__JOB__
Determine which lines contain the word "управлением", then copy those lines.

__SUPPLIED MATERIAL__
┏━━
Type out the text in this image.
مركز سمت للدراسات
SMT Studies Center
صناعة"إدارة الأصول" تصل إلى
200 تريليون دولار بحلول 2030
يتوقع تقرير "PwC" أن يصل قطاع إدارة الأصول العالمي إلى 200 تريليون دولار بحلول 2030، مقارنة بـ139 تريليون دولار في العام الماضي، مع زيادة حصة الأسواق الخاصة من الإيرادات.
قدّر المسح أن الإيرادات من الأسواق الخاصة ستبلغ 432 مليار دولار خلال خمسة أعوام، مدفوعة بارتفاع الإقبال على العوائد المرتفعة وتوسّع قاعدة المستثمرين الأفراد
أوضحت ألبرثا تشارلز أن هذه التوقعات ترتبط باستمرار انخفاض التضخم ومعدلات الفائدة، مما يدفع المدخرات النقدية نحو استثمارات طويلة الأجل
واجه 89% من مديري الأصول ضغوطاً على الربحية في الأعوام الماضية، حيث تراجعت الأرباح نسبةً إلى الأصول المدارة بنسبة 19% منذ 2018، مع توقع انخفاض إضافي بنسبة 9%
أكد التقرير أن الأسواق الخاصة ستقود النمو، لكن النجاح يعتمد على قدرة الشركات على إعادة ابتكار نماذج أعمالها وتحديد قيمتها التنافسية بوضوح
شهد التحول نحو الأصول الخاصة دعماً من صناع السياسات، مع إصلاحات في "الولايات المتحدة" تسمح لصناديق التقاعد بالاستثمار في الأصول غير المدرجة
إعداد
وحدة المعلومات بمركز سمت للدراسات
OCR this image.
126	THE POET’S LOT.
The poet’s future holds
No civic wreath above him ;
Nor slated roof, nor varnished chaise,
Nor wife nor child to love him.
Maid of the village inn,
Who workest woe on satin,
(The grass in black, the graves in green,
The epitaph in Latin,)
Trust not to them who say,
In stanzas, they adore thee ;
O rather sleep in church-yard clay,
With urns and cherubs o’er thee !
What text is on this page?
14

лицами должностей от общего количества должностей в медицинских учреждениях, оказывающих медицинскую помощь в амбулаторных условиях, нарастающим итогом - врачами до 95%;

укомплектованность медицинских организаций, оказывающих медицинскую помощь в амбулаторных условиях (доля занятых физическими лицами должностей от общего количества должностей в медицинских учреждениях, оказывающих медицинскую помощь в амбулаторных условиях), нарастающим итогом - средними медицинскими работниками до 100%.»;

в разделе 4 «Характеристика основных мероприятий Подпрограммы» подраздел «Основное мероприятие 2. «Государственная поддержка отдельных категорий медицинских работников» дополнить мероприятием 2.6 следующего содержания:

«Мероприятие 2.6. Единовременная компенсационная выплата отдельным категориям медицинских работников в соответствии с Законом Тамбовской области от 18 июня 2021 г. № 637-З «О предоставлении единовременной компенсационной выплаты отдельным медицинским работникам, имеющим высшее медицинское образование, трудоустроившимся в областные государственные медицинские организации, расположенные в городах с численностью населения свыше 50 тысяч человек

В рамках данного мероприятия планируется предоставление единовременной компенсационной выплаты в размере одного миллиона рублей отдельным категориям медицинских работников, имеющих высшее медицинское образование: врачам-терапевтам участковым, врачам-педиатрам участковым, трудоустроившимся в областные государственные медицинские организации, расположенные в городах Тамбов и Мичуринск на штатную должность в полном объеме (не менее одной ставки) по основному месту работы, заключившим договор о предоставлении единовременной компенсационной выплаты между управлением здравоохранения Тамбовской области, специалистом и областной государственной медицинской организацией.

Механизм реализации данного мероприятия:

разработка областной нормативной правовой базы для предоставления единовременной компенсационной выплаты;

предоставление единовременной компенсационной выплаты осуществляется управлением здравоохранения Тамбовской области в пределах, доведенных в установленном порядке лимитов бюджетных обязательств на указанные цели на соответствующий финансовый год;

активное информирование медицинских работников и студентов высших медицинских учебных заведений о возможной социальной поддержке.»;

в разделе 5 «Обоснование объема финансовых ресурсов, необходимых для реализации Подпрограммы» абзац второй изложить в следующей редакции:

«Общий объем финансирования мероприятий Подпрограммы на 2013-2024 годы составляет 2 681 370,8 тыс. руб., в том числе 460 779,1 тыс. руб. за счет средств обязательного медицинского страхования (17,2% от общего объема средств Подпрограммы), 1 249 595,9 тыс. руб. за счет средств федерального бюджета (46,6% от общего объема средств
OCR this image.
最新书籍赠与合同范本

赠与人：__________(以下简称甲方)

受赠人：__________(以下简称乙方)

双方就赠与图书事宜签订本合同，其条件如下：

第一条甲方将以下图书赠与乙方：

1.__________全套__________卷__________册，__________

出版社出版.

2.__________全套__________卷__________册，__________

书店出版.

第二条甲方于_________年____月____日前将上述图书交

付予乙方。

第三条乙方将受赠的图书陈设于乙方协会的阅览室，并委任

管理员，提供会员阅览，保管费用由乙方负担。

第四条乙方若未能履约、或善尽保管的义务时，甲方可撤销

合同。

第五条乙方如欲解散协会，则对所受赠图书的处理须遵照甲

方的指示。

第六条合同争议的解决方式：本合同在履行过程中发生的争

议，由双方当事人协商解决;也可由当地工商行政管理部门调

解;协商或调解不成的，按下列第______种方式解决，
┗━━
__SOLUTION TO THIS TASK__
В рамках данного мероприятия планируется предоставление единовременной компенсационной выплаты в размере одного миллиона рублей отдельным категориям медицинских работников, имеющих высшее медицинское образование: врачам-терапевтам участковым, врачам-педиатрам участковым, трудоустроившимся в областные государственные медицинские организации, расположенные в городах Тамбов и Мичуринск на штатную должность в полном объеме (не менее одной ставки) по основному месту работы, заключившим договор о предоставлении единовременной компенсационной выплаты между управлением здравоохранения Тамбовской области, специалистом и областной государственной медицинской организацией.
предоставление единовременной компенсационной выплаты осуществляется управлением здравоохранения Тамбовской области в пределах, доведенных в установленном порядке лимитов бюджетных обязательств на указанные цели на соответствующий финансовый год;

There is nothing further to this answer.